■ DIRECTION ■
Reproduce the material below verbatim, from its first line through the line containing "particle-wisp <box>527 115 536 124</box>", with both ends included.

>> begin DATA SHOWN

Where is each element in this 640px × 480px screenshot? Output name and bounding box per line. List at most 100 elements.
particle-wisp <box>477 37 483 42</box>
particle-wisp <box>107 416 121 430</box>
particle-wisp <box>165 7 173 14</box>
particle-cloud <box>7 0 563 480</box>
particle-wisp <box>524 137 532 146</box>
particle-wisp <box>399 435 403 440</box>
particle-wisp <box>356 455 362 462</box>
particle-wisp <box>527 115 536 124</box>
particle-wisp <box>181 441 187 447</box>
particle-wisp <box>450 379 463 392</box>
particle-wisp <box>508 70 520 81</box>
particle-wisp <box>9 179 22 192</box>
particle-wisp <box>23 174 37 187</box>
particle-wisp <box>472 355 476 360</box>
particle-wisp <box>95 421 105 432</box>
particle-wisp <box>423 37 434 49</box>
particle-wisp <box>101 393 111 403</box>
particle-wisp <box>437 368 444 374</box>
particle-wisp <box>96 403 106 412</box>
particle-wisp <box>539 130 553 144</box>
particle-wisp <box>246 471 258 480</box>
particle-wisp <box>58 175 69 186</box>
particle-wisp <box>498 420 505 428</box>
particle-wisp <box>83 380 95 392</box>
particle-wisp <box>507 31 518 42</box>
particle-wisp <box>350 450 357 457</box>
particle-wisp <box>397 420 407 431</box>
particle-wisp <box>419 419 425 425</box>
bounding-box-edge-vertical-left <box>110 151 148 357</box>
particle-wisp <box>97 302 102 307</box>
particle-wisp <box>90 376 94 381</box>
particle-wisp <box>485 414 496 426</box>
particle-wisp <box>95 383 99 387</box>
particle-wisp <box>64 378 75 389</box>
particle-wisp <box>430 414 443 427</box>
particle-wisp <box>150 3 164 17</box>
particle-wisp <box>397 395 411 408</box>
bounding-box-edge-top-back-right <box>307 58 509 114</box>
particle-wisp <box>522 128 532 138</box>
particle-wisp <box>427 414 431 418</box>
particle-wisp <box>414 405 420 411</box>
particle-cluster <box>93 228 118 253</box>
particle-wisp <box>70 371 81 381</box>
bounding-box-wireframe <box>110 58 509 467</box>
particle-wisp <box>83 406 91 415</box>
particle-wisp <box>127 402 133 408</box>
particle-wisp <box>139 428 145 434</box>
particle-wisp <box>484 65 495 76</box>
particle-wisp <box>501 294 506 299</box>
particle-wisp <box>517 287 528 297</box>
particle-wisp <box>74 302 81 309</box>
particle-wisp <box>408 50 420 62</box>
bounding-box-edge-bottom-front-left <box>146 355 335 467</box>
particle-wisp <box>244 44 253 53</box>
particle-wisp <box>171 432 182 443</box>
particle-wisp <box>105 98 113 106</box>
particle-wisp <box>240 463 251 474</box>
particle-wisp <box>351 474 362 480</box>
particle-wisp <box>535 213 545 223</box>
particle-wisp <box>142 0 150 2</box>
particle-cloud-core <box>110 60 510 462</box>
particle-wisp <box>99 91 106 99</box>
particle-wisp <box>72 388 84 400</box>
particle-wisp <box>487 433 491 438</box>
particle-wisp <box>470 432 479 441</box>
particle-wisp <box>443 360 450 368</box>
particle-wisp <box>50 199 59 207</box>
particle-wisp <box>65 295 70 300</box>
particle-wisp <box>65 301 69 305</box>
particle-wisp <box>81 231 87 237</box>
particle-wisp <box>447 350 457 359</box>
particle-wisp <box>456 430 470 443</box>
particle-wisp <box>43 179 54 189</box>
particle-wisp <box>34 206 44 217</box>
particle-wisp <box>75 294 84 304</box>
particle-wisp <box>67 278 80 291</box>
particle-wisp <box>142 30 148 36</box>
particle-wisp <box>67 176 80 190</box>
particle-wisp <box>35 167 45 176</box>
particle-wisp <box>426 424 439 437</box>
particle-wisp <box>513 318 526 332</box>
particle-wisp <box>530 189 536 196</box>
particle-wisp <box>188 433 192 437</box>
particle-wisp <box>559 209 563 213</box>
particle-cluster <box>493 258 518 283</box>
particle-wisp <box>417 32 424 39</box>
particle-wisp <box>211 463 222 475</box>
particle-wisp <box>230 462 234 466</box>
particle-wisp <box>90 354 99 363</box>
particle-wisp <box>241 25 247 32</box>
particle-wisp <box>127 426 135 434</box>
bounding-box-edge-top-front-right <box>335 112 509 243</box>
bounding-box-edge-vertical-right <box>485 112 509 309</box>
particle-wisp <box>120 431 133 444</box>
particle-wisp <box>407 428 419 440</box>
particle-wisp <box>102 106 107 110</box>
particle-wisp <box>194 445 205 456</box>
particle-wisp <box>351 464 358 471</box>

>> end DATA SHOWN

■ OUTPUT OF THE EXERCISE ■
Where is each element in this 640px × 480px screenshot? Output name and bounding box per line. List at most 100 elements.
particle-wisp <box>477 37 483 42</box>
particle-wisp <box>107 416 121 430</box>
particle-wisp <box>165 7 173 14</box>
particle-cloud <box>7 0 563 480</box>
particle-wisp <box>524 137 532 146</box>
particle-wisp <box>399 435 403 440</box>
particle-wisp <box>356 455 362 462</box>
particle-wisp <box>527 115 536 124</box>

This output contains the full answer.